▶ [RECORDS TO USE]
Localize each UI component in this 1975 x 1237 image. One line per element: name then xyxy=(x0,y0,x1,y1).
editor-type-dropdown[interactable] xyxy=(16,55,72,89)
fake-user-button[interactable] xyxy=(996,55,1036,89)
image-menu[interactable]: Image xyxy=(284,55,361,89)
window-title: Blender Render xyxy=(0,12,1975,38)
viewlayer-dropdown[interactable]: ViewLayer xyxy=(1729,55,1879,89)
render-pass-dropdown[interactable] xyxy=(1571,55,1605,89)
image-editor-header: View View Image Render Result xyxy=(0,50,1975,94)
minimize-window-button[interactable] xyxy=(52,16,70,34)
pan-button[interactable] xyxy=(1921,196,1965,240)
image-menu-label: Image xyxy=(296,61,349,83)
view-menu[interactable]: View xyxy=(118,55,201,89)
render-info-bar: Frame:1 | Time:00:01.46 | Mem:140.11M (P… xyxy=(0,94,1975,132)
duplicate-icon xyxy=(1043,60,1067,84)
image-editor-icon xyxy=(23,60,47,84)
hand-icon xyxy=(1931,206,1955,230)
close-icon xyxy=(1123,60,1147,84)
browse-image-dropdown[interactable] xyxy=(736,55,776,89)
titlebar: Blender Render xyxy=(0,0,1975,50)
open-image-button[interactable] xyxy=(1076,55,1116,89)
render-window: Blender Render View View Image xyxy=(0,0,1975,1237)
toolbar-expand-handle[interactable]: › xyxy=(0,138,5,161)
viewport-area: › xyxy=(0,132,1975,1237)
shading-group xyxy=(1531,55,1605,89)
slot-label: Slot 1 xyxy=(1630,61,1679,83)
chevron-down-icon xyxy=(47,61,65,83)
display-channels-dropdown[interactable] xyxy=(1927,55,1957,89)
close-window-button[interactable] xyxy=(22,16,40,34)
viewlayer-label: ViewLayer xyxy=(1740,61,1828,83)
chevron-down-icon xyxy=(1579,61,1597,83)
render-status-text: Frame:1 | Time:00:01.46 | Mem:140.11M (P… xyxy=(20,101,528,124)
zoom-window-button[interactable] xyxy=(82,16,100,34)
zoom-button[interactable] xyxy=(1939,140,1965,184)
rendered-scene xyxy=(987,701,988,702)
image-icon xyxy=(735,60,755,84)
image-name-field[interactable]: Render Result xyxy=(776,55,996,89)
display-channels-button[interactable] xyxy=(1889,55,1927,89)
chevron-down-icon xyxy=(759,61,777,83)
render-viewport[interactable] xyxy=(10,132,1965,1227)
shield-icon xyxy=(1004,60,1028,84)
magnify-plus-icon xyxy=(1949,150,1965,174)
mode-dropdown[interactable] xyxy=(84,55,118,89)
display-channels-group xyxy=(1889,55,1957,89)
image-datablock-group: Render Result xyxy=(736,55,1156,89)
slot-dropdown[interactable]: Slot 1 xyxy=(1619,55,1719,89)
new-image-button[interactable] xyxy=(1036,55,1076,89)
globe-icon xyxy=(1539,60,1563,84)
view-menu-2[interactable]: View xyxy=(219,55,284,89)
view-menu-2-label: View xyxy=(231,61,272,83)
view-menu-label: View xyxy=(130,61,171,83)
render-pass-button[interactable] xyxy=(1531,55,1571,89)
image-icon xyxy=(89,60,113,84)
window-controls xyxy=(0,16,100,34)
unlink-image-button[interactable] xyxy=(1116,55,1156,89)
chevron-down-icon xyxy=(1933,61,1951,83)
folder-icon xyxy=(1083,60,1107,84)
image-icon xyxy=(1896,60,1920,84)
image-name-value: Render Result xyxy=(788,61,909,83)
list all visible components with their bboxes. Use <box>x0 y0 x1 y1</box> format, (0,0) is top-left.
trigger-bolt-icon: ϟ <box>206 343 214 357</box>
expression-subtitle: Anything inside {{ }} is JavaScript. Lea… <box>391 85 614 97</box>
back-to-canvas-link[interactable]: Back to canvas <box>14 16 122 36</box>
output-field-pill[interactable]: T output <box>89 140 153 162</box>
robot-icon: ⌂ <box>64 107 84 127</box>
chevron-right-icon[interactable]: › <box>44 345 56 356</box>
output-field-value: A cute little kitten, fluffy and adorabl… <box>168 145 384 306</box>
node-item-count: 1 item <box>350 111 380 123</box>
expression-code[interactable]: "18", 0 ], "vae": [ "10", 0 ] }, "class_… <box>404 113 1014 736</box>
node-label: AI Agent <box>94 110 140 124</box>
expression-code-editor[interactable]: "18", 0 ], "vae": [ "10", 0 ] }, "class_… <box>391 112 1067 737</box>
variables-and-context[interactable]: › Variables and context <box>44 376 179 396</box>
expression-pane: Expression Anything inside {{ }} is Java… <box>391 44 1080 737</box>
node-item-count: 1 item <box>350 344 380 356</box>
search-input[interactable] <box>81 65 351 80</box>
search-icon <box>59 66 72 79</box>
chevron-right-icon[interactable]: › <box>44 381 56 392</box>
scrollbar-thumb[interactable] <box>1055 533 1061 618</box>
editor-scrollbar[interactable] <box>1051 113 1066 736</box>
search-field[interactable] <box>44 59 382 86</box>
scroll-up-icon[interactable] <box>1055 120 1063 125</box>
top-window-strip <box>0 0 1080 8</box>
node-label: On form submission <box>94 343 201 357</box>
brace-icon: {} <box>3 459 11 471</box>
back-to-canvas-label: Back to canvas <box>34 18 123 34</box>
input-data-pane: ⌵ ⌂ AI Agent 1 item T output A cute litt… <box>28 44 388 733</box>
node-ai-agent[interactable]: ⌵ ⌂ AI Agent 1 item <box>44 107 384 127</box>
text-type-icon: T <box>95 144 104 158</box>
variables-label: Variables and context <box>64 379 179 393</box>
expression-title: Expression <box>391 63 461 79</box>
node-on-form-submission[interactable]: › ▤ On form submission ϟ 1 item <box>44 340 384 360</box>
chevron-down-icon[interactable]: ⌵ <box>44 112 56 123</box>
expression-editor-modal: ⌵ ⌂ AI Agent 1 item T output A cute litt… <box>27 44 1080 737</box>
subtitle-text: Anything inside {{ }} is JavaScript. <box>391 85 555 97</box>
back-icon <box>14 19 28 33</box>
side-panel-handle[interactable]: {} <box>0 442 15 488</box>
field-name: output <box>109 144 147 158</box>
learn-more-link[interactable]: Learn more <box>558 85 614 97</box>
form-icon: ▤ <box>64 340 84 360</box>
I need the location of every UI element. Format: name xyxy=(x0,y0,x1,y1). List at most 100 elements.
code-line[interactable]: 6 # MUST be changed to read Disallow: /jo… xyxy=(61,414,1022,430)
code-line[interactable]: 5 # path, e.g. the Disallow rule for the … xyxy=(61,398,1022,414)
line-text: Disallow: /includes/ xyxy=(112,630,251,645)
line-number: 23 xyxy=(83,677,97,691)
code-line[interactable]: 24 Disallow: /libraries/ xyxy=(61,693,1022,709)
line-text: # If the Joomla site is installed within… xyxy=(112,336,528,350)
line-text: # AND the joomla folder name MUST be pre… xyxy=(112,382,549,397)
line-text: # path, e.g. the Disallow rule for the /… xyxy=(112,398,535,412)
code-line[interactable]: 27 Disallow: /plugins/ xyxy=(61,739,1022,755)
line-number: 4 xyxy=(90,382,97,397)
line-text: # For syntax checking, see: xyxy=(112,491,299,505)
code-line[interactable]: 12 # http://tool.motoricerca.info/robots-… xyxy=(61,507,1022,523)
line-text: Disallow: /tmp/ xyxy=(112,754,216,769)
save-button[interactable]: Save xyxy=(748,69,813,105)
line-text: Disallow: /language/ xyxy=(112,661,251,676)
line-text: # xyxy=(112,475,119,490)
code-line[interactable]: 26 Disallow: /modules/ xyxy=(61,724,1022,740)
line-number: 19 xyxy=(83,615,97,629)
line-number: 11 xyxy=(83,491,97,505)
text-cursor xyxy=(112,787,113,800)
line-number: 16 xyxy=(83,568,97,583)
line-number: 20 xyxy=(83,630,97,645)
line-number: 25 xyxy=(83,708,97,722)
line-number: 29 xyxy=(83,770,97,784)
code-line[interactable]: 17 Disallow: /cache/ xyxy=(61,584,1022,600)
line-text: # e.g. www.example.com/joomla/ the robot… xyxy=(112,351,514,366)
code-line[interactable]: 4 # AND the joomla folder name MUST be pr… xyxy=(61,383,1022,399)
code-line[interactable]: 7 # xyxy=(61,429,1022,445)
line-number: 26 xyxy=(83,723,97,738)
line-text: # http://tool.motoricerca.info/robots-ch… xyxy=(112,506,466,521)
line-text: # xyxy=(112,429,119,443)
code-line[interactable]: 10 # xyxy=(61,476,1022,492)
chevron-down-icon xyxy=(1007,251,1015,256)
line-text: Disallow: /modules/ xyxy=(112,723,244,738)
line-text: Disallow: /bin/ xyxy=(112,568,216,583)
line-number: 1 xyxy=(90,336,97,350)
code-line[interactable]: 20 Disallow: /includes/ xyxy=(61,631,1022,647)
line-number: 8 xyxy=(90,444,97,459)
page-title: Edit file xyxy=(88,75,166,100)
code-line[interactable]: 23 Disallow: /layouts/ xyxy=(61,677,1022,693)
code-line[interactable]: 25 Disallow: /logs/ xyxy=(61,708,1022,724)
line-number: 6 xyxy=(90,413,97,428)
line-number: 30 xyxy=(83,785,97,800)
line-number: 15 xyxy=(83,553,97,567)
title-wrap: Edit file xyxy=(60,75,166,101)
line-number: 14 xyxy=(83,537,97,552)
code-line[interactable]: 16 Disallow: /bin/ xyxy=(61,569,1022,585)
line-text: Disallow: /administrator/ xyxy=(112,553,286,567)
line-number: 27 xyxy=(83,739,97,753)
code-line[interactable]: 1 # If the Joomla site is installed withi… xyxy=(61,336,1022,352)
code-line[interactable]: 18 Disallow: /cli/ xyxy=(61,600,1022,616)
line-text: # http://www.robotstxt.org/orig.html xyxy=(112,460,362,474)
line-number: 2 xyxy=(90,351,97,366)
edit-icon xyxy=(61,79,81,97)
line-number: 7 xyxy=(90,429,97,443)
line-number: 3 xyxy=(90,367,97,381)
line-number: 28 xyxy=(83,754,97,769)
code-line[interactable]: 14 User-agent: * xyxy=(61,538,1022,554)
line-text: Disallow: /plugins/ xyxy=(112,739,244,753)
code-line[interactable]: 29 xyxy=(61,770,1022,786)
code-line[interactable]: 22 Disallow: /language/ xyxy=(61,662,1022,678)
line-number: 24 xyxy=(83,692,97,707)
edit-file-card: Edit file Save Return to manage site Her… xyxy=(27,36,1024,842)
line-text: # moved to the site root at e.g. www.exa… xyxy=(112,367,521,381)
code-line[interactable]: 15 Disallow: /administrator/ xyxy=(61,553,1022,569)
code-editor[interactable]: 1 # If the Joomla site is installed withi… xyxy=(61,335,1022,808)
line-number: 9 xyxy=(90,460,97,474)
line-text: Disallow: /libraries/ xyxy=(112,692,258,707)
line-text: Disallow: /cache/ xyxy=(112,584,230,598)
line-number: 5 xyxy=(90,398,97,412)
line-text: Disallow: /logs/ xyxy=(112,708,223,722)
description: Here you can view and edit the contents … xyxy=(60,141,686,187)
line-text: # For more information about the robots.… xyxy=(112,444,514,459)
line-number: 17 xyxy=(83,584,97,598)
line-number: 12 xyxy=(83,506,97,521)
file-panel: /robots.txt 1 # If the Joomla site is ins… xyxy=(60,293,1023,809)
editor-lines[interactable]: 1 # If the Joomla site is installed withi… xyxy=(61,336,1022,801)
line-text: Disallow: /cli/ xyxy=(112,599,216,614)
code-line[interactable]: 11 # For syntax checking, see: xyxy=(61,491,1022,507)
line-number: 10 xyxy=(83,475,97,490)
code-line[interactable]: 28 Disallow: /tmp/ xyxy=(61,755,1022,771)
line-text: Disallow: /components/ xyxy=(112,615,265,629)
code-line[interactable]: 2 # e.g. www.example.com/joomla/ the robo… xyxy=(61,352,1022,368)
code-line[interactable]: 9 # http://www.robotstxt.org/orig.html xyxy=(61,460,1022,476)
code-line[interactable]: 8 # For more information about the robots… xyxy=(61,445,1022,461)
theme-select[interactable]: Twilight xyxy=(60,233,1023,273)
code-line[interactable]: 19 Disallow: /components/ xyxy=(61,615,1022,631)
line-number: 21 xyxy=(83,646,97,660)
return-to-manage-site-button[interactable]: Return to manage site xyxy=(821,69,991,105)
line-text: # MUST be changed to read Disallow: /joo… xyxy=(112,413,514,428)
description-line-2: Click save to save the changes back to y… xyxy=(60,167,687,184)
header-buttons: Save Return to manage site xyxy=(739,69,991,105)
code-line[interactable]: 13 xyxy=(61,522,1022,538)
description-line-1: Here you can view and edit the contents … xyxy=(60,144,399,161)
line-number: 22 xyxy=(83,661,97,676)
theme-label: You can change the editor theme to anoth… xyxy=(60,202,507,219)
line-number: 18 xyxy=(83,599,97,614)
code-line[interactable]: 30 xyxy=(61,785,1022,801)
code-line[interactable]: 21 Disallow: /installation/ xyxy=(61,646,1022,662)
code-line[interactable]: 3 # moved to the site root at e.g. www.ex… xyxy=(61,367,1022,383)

▶ [WHAT IS NEEDED] Set down the data above, unchanged, from its first line through the line containing "view-menu[interactable]: View xyxy=(118,55,201,89)", inclusive.

▶ [WRITTEN SOLUTION]
Localize each UI component in this 1975 x 1237 image. One line per element: name then xyxy=(x0,y0,x1,y1).
editor-type-dropdown[interactable] xyxy=(16,55,72,89)
fake-user-button[interactable] xyxy=(996,55,1036,89)
image-menu[interactable]: Image xyxy=(284,55,361,89)
window-title: Blender Render xyxy=(0,12,1975,38)
viewlayer-dropdown[interactable]: ViewLayer xyxy=(1729,55,1879,89)
render-pass-dropdown[interactable] xyxy=(1571,55,1605,89)
image-editor-header: View View Image Render Result xyxy=(0,50,1975,94)
minimize-window-button[interactable] xyxy=(52,16,70,34)
pan-button[interactable] xyxy=(1921,196,1965,240)
image-menu-label: Image xyxy=(296,61,349,83)
view-menu[interactable]: View xyxy=(118,55,201,89)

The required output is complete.